**Data for this exercise**
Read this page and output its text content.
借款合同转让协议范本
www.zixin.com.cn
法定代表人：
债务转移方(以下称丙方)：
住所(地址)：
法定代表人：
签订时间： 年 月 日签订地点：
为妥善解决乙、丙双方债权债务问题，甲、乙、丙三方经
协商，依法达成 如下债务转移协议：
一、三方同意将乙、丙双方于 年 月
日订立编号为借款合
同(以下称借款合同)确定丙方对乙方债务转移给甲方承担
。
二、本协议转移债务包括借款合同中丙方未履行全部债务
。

**Problem**
Copy the data above exactly. Every line must be included.

**Solution to this exercise**
Read this page and output its text content.
借款合同转让协议范本
www.zixin.com.cn
法定代表人：
债务转移方(以下称丙方)：
住所(地址)：
法定代表人：
签订时间： 年 月 日签订地点：
为妥善解决乙、丙双方债权债务问题，甲、乙、丙三方经
协商，依法达成 如下债务转移协议：
一、三方同意将乙、丙双方于 年 月
日订立编号为借款合
同(以下称借款合同)确定丙方对乙方债务转移给甲方承担
。
二、本协议转移债务包括借款合同中丙方未履行全部债务
。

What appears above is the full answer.